Print each of the entries exactly, leaving nothing out.

*** Records to process

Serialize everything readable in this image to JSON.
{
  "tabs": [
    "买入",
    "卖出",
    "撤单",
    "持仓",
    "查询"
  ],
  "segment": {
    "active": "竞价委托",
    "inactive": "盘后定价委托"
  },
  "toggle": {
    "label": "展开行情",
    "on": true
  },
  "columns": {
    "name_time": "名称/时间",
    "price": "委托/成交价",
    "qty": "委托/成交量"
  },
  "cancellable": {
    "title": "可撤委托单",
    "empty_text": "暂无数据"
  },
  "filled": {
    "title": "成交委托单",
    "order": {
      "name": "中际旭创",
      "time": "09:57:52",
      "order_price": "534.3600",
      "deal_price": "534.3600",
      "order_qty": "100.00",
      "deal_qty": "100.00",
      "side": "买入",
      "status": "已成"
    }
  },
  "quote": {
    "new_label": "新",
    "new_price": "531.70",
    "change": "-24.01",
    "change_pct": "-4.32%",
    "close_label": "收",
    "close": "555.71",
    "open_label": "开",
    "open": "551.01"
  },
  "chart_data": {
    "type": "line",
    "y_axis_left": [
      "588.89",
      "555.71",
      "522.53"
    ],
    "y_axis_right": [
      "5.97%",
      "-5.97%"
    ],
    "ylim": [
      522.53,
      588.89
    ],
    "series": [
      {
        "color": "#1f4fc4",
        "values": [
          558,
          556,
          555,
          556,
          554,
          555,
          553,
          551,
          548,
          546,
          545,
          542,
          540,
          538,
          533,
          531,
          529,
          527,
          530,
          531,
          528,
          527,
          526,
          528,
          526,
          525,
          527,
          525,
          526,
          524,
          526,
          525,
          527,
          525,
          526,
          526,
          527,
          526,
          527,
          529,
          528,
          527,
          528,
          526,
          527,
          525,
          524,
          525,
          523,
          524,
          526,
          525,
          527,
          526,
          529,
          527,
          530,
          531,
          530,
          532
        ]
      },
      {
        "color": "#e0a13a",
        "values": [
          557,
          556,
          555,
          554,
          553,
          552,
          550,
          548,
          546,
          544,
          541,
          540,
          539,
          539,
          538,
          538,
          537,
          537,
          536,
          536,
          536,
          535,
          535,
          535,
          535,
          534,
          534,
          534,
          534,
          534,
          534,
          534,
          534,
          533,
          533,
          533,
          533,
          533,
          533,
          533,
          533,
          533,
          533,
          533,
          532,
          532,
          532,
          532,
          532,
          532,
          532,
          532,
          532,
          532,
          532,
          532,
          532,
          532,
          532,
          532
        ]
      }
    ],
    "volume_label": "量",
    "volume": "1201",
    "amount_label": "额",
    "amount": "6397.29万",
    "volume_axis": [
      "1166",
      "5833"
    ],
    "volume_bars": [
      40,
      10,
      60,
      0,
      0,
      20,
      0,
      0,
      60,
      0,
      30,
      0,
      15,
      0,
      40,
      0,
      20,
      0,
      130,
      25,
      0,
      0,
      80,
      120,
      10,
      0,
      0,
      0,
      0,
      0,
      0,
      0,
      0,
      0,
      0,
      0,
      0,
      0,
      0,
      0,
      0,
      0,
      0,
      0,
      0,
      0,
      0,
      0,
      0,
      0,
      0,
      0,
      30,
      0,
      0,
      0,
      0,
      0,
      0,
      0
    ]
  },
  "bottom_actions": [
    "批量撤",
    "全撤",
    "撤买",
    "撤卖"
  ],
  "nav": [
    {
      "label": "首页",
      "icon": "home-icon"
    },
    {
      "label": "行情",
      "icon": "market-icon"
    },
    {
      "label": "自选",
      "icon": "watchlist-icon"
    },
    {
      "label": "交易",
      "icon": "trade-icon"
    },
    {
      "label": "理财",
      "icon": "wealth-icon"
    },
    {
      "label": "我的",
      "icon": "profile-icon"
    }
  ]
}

******

Full answer:
Serialize everything readable in this image to JSON.
{
  "tabs": [
    "买入",
    "卖出",
    "撤单",
    "持仓",
    "查询"
  ],
  "segment": {
    "active": "竞价委托",
    "inactive": "盘后定价委托"
  },
  "toggle": {
    "label": "展开行情",
    "on": true
  },
  "columns": {
    "name_time": "名称/时间",
    "price": "委托/成交价",
    "qty": "委托/成交量"
  },
  "cancellable": {
    "title": "可撤委托单",
    "empty_text": "暂无数据"
  },
  "filled": {
    "title": "成交委托单",
    "order": {
      "name": "中际旭创",
      "time": "09:57:52",
      "order_price": "534.3600",
      "deal_price": "534.3600",
      "order_qty": "100.00",
      "deal_qty": "100.00",
      "side": "买入",
      "status": "已成"
    }
  },
  "quote": {
    "new_label": "新",
    "new_price": "531.70",
    "change": "-24.01",
    "change_pct": "-4.32%",
    "close_label": "收",
    "close": "555.71",
    "open_label": "开",
    "open": "551.01"
  },
  "chart_data": {
    "type": "line",
    "y_axis_left": [
      "588.89",
      "555.71",
      "522.53"
    ],
    "y_axis_right": [
      "5.97%",
      "-5.97%"
    ],
    "ylim": [
      522.53,
      588.89
    ],
    "series": [
      {
        "color": "#1f4fc4",
        "values": [
          558,
          556,
          555,
          556,
          554,
          555,
          553,
          551,
          548,
          546,
          545,
          542,
          540,
          538,
          533,
          531,
          529,
          527,
          530,
          531,
          528,
          527,
          526,
          528,
          526,
          525,
          527,
          525,
          526,
          524,
          526,
          525,
          527,
          525,
          526,
          526,
          527,
          526,
          527,
          529,
          528,
          527,
          528,
          526,
          527,
          525,
          524,
          525,
          523,
          524,
          526,
          525,
          527,
          526,
          529,
          527,
          530,
          531,
          530,
          532
        ]
      },
      {
        "color": "#e0a13a",
        "values": [
          557,
          556,
          555,
          554,
          553,
          552,
          550,
          548,
          546,
          544,
          541,
          540,
          539,
          539,
          538,
          538,
          537,
          537,
          536,
          536,
          536,
          535,
          535,
          535,
          535,
          534,
          534,
          534,
          534,
          534,
          534,
          534,
          534,
          533,
          533,
          533,
          533,
          533,
          533,
          533,
          533,
          533,
          533,
          533,
          532,
          532,
          532,
          532,
          532,
          532,
          532,
          532,
          532,
          532,
          532,
          532,
          532,
          532,
          532,
          532
        ]
      }
    ],
    "volume_label": "量",
    "volume": "1201",
    "amount_label": "额",
    "amount": "6397.29万",
    "volume_axis": [
      "1166",
      "5833"
    ],
    "volume_bars": [
      40,
      10,
      60,
      0,
      0,
      20,
      0,
      0,
      60,
      0,
      30,
      0,
      15,
      0,
      40,
      0,
      20,
      0,
      130,
      25,
      0,
      0,
      80,
      120,
      10,
      0,
      0,
      0,
      0,
      0,
      0,
      0,
      0,
      0,
      0,
      0,
      0,
      0,
      0,
      0,
      0,
      0,
      0,
      0,
      0,
      0,
      0,
      0,
      0,
      0,
      0,
      0,
      30,
      0,
      0,
      0,
      0,
      0,
      0,
      0
    ]
  },
  "bottom_actions": [
    "批量撤",
    "全撤",
    "撤买",
    "撤卖"
  ],
  "nav": [
    {
      "label": "首页",
      "icon": "home-icon"
    },
    {
      "label": "行情",
      "icon": "market-icon"
    },
    {
      "label": "自选",
      "icon": "watchlist-icon"
    },
    {
      "label": "交易",
      "icon": "trade-icon"
    },
    {
      "label": "理财",
      "icon": "wealth-icon"
    },
    {
      "label": "我的",
      "icon": "profile-icon"
    }
  ]
}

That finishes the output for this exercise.